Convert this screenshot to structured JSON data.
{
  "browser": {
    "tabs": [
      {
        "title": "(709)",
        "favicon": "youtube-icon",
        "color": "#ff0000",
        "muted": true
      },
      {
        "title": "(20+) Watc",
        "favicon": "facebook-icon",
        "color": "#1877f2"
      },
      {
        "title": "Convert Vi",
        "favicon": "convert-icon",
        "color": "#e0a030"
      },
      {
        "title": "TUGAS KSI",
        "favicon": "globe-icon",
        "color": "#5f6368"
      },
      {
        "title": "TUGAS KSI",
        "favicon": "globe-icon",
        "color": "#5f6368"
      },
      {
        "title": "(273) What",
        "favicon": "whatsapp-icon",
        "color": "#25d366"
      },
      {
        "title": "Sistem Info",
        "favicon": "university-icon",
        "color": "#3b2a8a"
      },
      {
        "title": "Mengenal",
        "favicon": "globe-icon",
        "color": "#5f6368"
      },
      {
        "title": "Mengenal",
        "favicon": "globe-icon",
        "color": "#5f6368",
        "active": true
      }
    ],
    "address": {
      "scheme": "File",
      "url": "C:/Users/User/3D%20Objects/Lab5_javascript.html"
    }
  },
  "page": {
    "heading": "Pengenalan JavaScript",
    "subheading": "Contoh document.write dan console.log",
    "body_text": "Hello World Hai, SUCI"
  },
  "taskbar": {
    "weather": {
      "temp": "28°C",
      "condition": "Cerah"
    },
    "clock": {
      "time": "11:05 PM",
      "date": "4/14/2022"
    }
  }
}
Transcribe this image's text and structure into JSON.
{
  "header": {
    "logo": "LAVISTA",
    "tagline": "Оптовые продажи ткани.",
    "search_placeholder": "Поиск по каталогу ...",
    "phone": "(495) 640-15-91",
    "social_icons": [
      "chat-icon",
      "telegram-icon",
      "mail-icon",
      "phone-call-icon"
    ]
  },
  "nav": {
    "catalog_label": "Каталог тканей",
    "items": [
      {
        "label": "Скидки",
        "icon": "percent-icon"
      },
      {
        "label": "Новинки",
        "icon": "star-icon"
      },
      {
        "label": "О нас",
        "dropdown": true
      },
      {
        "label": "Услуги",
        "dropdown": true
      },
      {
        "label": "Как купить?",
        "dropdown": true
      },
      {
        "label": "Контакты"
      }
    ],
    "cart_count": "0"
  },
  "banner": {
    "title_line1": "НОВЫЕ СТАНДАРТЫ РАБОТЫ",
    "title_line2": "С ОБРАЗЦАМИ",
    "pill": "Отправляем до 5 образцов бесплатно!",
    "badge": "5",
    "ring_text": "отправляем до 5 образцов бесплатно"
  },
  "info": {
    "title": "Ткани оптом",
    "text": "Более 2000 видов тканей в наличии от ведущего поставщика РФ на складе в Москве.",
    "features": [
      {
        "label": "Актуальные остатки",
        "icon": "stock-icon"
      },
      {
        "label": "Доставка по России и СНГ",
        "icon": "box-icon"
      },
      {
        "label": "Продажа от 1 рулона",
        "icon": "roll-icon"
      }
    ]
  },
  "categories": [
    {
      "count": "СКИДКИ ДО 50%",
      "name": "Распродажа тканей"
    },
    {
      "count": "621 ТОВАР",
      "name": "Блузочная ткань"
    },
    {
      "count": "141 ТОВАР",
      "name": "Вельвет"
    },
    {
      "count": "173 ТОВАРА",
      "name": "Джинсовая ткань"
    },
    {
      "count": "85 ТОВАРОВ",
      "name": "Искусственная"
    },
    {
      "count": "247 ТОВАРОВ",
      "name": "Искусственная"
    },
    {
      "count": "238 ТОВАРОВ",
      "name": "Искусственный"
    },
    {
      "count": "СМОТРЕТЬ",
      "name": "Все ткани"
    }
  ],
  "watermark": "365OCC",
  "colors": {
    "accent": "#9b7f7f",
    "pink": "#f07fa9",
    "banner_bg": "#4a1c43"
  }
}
☆ ☆ ☆ ☆ ☆
_Problem description:_ Quote the whole listing above, leaving nothing out.

_Full output:_
Convert this screenshot to structured JSON data.
{
  "browser": {
    "tabs": [
      {
        "title": "(709)",
        "favicon": "youtube-icon",
        "color": "#ff0000",
        "muted": true
      },
      {
        "title": "(20+) Watc",
        "favicon": "facebook-icon",
        "color": "#1877f2"
      },
      {
        "title": "Convert Vi",
        "favicon": "convert-icon",
        "color": "#e0a030"
      },
      {
        "title": "TUGAS KSI",
        "favicon": "globe-icon",
        "color": "#5f6368"
      },
      {
        "title": "TUGAS KSI",
        "favicon": "globe-icon",
        "color": "#5f6368"
      },
      {
        "title": "(273) What",
        "favicon": "whatsapp-icon",
        "color": "#25d366"
      },
      {
        "title": "Sistem Info",
        "favicon": "university-icon",
        "color": "#3b2a8a"
      },
      {
        "title": "Mengenal",
        "favicon": "globe-icon",
        "color": "#5f6368"
      },
      {
        "title": "Mengenal",
        "favicon": "globe-icon",
        "color": "#5f6368",
        "active": true
      }
    ],
    "address": {
      "scheme": "File",
      "url": "C:/Users/User/3D%20Objects/Lab5_javascript.html"
    }
  },
  "page": {
    "heading": "Pengenalan JavaScript",
    "subheading": "Contoh document.write dan console.log",
    "body_text": "Hello World Hai, SUCI"
  },
  "taskbar": {
    "weather": {
      "temp": "28°C",
      "condition": "Cerah"
    },
    "clock": {
      "time": "11:05 PM",
      "date": "4/14/2022"
    }
  }
}
Transcribe this image's text and structure into JSON.
{
  "header": {
    "logo": "LAVISTA",
    "tagline": "Оптовые продажи ткани.",
    "search_placeholder": "Поиск по каталогу ...",
    "phone": "(495) 640-15-91",
    "social_icons": [
      "chat-icon",
      "telegram-icon",
      "mail-icon",
      "phone-call-icon"
    ]
  },
  "nav": {
    "catalog_label": "Каталог тканей",
    "items": [
      {
        "label": "Скидки",
        "icon": "percent-icon"
      },
      {
        "label": "Новинки",
        "icon": "star-icon"
      },
      {
        "label": "О нас",
        "dropdown": true
      },
      {
        "label": "Услуги",
        "dropdown": true
      },
      {
        "label": "Как купить?",
        "dropdown": true
      },
      {
        "label": "Контакты"
      }
    ],
    "cart_count": "0"
  },
  "banner": {
    "title_line1": "НОВЫЕ СТАНДАРТЫ РАБОТЫ",
    "title_line2": "С ОБРАЗЦАМИ",
    "pill": "Отправляем до 5 образцов бесплатно!",
    "badge": "5",
    "ring_text": "отправляем до 5 образцов бесплатно"
  },
  "info": {
    "title": "Ткани оптом",
    "text": "Более 2000 видов тканей в наличии от ведущего поставщика РФ на складе в Москве.",
    "features": [
      {
        "label": "Актуальные остатки",
        "icon": "stock-icon"
      },
      {
        "label": "Доставка по России и СНГ",
        "icon": "box-icon"
      },
      {
        "label": "Продажа от 1 рулона",
        "icon": "roll-icon"
      }
    ]
  },
  "categories": [
    {
      "count": "СКИДКИ ДО 50%",
      "name": "Распродажа тканей"
    },
    {
      "count": "621 ТОВАР",
      "name": "Блузочная ткань"
    },
    {
      "count": "141 ТОВАР",
      "name": "Вельвет"
    },
    {
      "count": "173 ТОВАРА",
      "name": "Джинсовая ткань"
    },
    {
      "count": "85 ТОВАРОВ",
      "name": "Искусственная"
    },
    {
      "count": "247 ТОВАРОВ",
      "name": "Искусственная"
    },
    {
      "count": "238 ТОВАРОВ",
      "name": "Искусственный"
    },
    {
      "count": "СМОТРЕТЬ",
      "name": "Все ткани"
    }
  ],
  "watermark": "365OCC",
  "colors": {
    "accent": "#9b7f7f",
    "pink": "#f07fa9",
    "banner_bg": "#4a1c43"
  }
}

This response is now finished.